-- begin Recorded data --
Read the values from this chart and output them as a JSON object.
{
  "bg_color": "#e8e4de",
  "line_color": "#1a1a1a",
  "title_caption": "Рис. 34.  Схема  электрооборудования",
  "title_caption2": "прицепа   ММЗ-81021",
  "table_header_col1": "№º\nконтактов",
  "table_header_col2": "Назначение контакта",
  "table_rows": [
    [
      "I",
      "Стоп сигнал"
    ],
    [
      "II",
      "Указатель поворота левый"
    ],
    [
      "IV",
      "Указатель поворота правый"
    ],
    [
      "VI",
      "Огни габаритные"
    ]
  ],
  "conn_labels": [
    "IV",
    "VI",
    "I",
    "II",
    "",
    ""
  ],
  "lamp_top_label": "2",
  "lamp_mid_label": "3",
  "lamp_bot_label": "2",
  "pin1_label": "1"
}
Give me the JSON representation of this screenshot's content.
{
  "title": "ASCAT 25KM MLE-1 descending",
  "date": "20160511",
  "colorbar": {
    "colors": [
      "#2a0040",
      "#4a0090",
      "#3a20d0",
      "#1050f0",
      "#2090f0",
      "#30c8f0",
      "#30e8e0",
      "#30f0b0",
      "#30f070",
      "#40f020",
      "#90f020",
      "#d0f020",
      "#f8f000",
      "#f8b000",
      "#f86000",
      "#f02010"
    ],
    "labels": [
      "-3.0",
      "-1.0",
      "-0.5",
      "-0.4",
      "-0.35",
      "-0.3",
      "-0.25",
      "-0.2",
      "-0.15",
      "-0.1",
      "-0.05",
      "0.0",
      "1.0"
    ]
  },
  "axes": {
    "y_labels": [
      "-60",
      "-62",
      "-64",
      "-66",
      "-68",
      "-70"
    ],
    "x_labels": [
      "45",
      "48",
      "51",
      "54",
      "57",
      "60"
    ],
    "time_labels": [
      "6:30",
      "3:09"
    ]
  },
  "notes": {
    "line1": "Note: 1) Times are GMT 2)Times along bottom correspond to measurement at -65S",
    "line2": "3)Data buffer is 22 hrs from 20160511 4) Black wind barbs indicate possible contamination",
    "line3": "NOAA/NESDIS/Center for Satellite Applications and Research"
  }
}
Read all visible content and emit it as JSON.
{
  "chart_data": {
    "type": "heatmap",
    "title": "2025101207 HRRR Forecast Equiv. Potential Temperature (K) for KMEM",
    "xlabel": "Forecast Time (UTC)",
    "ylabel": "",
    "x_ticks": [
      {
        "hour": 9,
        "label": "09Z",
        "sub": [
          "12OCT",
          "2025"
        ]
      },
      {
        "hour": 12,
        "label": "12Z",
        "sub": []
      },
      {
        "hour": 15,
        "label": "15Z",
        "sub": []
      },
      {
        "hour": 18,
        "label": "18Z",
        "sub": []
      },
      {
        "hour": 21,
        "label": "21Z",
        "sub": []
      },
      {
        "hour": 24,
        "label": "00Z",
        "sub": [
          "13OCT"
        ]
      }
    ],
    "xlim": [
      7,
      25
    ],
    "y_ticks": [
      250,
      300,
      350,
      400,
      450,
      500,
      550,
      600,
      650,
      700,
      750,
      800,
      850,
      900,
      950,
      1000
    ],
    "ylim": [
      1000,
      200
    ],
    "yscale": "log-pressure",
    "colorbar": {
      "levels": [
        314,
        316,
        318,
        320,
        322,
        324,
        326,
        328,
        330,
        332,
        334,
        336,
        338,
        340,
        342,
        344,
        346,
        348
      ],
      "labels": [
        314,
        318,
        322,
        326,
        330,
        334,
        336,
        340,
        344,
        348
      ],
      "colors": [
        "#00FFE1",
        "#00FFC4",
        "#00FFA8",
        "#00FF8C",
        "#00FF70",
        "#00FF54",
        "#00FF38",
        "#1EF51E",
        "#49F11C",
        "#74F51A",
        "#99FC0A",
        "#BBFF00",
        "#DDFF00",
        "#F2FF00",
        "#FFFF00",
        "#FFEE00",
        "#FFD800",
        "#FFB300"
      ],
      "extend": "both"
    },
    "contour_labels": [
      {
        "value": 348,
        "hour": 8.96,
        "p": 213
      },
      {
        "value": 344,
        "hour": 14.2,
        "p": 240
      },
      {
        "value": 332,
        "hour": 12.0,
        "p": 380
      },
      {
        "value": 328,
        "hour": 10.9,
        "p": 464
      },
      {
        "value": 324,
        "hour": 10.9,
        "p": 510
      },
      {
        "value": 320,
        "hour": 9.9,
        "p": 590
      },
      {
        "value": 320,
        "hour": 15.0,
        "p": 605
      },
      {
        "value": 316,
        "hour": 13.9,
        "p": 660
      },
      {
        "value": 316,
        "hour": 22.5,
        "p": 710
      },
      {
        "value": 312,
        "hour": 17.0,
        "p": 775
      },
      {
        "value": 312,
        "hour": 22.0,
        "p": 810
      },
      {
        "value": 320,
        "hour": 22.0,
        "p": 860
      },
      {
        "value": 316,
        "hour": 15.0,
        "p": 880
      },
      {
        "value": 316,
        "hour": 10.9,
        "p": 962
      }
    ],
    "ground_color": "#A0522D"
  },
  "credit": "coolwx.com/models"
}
-- end Recorded data --
*Exercise instructions*
Output the full listing exactly as it stands.

*Correct output*
Read the values from this chart and output them as a JSON object.
{
  "bg_color": "#e8e4de",
  "line_color": "#1a1a1a",
  "title_caption": "Рис. 34.  Схема  электрооборудования",
  "title_caption2": "прицепа   ММЗ-81021",
  "table_header_col1": "№º\nконтактов",
  "table_header_col2": "Назначение контакта",
  "table_rows": [
    [
      "I",
      "Стоп сигнал"
    ],
    [
      "II",
      "Указатель поворота левый"
    ],
    [
      "IV",
      "Указатель поворота правый"
    ],
    [
      "VI",
      "Огни габаритные"
    ]
  ],
  "conn_labels": [
    "IV",
    "VI",
    "I",
    "II",
    "",
    ""
  ],
  "lamp_top_label": "2",
  "lamp_mid_label": "3",
  "lamp_bot_label": "2",
  "pin1_label": "1"
}
Give me the JSON representation of this screenshot's content.
{
  "title": "ASCAT 25KM MLE-1 descending",
  "date": "20160511",
  "colorbar": {
    "colors": [
      "#2a0040",
      "#4a0090",
      "#3a20d0",
      "#1050f0",
      "#2090f0",
      "#30c8f0",
      "#30e8e0",
      "#30f0b0",
      "#30f070",
      "#40f020",
      "#90f020",
      "#d0f020",
      "#f8f000",
      "#f8b000",
      "#f86000",
      "#f02010"
    ],
    "labels": [
      "-3.0",
      "-1.0",
      "-0.5",
      "-0.4",
      "-0.35",
      "-0.3",
      "-0.25",
      "-0.2",
      "-0.15",
      "-0.1",
      "-0.05",
      "0.0",
      "1.0"
    ]
  },
  "axes": {
    "y_labels": [
      "-60",
      "-62",
      "-64",
      "-66",
      "-68",
      "-70"
    ],
    "x_labels": [
      "45",
      "48",
      "51",
      "54",
      "57",
      "60"
    ],
    "time_labels": [
      "6:30",
      "3:09"
    ]
  },
  "notes": {
    "line1": "Note: 1) Times are GMT 2)Times along bottom correspond to measurement at -65S",
    "line2": "3)Data buffer is 22 hrs from 20160511 4) Black wind barbs indicate possible contamination",
    "line3": "NOAA/NESDIS/Center for Satellite Applications and Research"
  }
}
Read all visible content and emit it as JSON.
{
  "chart_data": {
    "type": "heatmap",
    "title": "2025101207 HRRR Forecast Equiv. Potential Temperature (K) for KMEM",
    "xlabel": "Forecast Time (UTC)",
    "ylabel": "",
    "x_ticks": [
      {
        "hour": 9,
        "label": "09Z",
        "sub": [
          "12OCT",
          "2025"
        ]
      },
      {
        "hour": 12,
        "label": "12Z",
        "sub": []
      },
      {
        "hour": 15,
        "label": "15Z",
        "sub": []
      },
      {
        "hour": 18,
        "label": "18Z",
        "sub": []
      },
      {
        "hour": 21,
        "label": "21Z",
        "sub": []
      },
      {
        "hour": 24,
        "label": "00Z",
        "sub": [
          "13OCT"
        ]
      }
    ],
    "xlim": [
      7,
      25
    ],
    "y_ticks": [
      250,
      300,
      350,
      400,
      450,
      500,
      550,
      600,
      650,
      700,
      750,
      800,
      850,
      900,
      950,
      1000
    ],
    "ylim": [
      1000,
      200
    ],
    "yscale": "log-pressure",
    "colorbar": {
      "levels": [
        314,
        316,
        318,
        320,
        322,
        324,
        326,
        328,
        330,
        332,
        334,
        336,
        338,
        340,
        342,
        344,
        346,
        348
      ],
      "labels": [
        314,
        318,
        322,
        326,
        330,
        334,
        336,
        340,
        344,
        348
      ],
      "colors": [
        "#00FFE1",
        "#00FFC4",
        "#00FFA8",
        "#00FF8C",
        "#00FF70",
        "#00FF54",
        "#00FF38",
        "#1EF51E",
        "#49F11C",
        "#74F51A",
        "#99FC0A",
        "#BBFF00",
        "#DDFF00",
        "#F2FF00",
        "#FFFF00",
        "#FFEE00",
        "#FFD800",
        "#FFB300"
      ],
      "extend": "both"
    },
    "contour_labels": [
      {
        "value": 348,
        "hour": 8.96,
        "p": 213
      },
      {
        "value": 344,
        "hour": 14.2,
        "p": 240
      },
      {
        "value": 332,
        "hour": 12.0,
        "p": 380
      },
      {
        "value": 328,
        "hour": 10.9,
        "p": 464
      },
      {
        "value": 324,
        "hour": 10.9,
        "p": 510
      },
      {
        "value": 320,
        "hour": 9.9,
        "p": 590
      },
      {
        "value": 320,
        "hour": 15.0,
        "p": 605
      },
      {
        "value": 316,
        "hour": 13.9,
        "p": 660
      },
      {
        "value": 316,
        "hour": 22.5,
        "p": 710
      },
      {
        "value": 312,
        "hour": 17.0,
        "p": 775
      },
      {
        "value": 312,
        "hour": 22.0,
        "p": 810
      },
      {
        "value": 320,
        "hour": 22.0,
        "p": 860
      },
      {
        "value": 316,
        "hour": 15.0,
        "p": 880
      },
      {
        "value": 316,
        "hour": 10.9,
        "p": 962
      }
    ],
    "ground_color": "#A0522D"
  },
  "credit": "coolwx.com/models"
}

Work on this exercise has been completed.